▶ What to work on: Return all lines that include the string "xlabel".

(Records from a data collection)
++++++
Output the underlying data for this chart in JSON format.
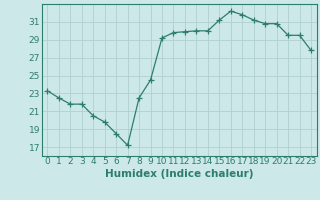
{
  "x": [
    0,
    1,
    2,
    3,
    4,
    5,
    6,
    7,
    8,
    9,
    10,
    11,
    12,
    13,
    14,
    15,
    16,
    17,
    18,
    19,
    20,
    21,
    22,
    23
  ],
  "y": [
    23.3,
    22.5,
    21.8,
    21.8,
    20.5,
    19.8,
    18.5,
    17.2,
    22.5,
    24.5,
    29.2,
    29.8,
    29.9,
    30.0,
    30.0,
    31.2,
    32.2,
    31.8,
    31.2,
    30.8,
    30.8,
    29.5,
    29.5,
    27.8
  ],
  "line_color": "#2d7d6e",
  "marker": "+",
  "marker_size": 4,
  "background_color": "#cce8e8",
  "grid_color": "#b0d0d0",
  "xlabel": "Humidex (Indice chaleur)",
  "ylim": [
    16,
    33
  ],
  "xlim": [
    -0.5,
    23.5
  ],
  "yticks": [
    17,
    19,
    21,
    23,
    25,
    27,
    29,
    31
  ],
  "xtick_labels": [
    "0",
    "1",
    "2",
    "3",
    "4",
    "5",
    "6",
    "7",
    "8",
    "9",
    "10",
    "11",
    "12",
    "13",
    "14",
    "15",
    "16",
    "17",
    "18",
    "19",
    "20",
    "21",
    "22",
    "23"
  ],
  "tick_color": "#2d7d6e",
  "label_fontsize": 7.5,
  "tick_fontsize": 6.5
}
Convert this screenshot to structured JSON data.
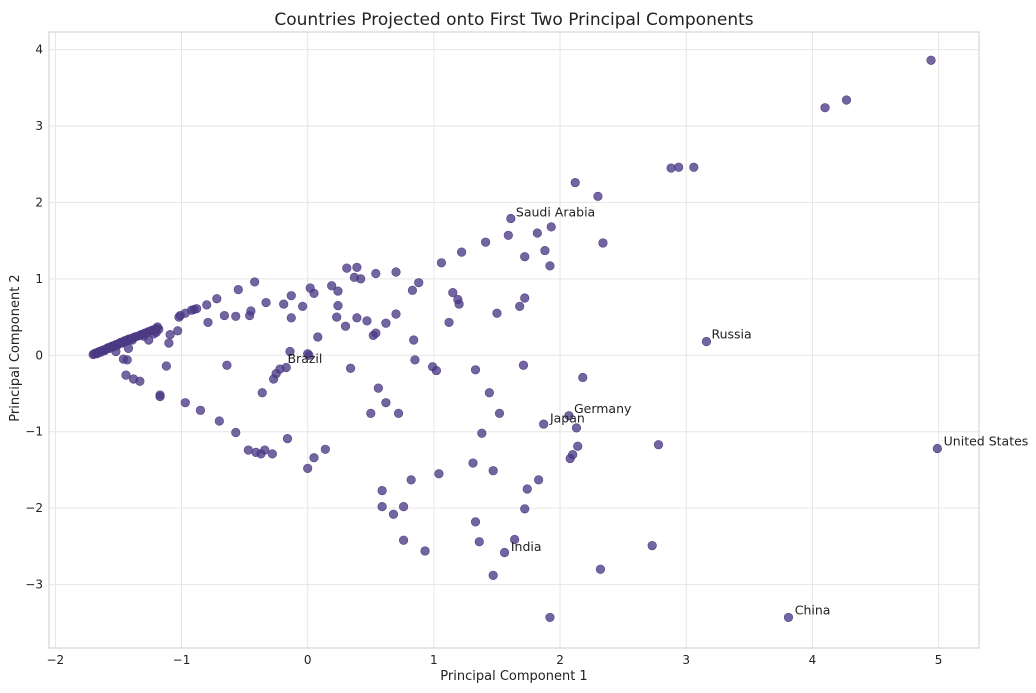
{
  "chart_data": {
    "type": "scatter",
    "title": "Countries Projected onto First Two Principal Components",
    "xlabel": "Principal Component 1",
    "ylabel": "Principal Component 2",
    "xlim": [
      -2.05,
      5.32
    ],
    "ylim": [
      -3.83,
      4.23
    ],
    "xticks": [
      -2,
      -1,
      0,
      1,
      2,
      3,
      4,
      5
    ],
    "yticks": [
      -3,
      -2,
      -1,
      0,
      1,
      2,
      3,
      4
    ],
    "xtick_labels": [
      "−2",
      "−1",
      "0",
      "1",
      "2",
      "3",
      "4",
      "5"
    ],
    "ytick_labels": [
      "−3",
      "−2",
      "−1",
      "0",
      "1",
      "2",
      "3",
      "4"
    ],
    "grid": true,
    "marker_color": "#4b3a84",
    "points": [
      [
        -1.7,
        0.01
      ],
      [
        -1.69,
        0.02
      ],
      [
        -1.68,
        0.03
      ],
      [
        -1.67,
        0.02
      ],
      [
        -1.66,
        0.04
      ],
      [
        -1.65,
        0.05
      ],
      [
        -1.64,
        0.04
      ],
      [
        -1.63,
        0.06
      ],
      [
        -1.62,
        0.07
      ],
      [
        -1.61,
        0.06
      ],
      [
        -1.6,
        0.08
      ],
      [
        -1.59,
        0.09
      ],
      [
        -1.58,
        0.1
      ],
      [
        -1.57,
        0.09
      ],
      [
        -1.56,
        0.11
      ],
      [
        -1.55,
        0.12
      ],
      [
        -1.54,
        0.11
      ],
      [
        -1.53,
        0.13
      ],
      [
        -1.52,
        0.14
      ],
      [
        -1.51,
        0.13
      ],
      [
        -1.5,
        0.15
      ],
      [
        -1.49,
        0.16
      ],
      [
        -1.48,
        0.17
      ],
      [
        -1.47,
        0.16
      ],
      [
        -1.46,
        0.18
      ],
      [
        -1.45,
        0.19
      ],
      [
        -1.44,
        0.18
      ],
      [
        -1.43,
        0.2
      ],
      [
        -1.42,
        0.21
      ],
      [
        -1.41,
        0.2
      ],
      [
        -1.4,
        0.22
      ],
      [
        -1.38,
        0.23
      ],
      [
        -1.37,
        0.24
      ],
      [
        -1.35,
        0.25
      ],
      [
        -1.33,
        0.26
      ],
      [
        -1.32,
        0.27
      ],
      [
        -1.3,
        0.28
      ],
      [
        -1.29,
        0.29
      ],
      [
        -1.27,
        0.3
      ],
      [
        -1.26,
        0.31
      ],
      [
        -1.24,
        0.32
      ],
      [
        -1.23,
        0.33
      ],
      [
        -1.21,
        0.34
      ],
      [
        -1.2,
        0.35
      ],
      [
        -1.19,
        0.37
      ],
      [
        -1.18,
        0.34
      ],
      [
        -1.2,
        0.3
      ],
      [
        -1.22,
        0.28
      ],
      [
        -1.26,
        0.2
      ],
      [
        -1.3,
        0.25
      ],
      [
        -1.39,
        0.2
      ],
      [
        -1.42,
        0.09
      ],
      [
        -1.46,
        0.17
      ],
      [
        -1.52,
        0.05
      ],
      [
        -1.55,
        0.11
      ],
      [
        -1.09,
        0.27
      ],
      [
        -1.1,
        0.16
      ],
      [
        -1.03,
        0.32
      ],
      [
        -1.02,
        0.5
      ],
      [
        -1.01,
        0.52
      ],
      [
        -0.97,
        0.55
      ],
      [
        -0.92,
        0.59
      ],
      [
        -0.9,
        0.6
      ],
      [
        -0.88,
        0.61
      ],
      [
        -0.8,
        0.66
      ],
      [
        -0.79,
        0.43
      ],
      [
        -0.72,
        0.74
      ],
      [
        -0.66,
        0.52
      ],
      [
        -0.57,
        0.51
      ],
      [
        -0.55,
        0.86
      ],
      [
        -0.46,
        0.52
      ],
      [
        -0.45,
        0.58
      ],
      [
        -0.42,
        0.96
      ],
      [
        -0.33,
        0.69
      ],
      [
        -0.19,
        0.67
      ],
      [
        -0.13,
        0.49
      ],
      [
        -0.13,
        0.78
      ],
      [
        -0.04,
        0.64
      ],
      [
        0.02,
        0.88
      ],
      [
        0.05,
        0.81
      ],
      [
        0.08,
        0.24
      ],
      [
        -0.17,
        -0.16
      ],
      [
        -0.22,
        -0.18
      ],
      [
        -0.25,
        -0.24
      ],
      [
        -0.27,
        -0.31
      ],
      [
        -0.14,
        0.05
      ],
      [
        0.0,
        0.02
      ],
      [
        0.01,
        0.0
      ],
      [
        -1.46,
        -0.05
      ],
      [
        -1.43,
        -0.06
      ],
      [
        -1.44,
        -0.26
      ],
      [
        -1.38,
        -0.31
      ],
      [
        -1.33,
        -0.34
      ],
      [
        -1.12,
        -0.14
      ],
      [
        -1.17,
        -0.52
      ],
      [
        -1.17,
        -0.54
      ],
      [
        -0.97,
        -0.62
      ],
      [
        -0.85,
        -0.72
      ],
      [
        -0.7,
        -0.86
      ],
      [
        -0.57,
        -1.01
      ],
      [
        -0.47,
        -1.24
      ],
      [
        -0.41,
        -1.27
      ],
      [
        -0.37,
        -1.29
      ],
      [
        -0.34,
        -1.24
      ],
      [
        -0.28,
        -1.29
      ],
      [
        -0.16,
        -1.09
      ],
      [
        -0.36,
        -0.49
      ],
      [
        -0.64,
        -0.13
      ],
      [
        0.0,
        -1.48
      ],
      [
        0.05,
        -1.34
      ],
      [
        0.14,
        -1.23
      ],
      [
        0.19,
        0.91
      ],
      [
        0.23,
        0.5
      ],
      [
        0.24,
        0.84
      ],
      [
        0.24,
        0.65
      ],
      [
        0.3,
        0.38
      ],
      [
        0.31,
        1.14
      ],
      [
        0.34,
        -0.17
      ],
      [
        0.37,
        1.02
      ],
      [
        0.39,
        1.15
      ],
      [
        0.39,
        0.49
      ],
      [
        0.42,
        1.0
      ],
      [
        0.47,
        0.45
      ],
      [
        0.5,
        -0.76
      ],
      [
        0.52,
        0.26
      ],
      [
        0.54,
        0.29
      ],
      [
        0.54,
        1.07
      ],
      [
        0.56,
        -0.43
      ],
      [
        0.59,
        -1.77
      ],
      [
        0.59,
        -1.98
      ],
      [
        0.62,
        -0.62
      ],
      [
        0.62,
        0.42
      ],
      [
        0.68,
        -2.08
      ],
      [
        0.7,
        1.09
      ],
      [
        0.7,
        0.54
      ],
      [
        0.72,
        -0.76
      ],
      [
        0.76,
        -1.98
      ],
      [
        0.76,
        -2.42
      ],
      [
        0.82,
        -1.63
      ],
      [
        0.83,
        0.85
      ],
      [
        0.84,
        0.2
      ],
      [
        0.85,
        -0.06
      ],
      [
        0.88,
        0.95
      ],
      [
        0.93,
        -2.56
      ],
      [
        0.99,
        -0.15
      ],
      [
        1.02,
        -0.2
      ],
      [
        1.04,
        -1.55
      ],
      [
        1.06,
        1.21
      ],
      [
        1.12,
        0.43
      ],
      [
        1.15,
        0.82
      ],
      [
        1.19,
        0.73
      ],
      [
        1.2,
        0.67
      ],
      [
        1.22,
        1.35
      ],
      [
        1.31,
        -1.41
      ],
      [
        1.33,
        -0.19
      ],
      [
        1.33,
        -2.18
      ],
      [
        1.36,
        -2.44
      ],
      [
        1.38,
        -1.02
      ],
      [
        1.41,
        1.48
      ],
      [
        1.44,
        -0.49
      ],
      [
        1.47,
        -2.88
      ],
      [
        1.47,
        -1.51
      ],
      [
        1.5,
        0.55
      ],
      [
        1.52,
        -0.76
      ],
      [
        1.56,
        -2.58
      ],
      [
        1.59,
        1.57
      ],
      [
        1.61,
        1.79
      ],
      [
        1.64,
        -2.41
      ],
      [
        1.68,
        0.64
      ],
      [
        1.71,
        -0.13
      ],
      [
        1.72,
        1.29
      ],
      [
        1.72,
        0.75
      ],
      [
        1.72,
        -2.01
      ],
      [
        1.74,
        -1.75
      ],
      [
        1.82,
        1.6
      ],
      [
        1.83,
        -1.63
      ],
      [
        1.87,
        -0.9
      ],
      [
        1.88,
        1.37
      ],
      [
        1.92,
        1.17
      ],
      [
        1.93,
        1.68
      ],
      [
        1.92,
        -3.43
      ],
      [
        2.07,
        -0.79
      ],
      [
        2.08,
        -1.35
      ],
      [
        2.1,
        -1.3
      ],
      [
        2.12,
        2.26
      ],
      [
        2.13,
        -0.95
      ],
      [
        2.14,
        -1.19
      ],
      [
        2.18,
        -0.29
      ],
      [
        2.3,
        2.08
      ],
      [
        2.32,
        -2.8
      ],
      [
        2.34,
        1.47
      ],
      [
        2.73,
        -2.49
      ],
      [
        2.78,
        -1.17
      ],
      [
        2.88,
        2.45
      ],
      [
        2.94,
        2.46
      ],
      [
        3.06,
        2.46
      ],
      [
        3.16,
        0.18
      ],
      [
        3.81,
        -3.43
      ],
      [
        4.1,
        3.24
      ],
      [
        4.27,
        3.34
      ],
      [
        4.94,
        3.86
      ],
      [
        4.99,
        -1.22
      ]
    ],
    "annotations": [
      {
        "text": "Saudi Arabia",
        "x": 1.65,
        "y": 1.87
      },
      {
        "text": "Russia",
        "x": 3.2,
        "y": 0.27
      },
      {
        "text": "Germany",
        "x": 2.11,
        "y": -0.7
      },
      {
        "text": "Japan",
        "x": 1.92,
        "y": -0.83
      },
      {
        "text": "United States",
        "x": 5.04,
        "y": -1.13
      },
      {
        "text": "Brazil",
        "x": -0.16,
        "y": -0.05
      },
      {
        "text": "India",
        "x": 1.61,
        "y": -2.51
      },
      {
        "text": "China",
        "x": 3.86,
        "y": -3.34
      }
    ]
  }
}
++++++
▶ Solution for this problem:
  "xlabel": "Humidex (Indice chaleur)",
    "xlabel": "Principal Component 1",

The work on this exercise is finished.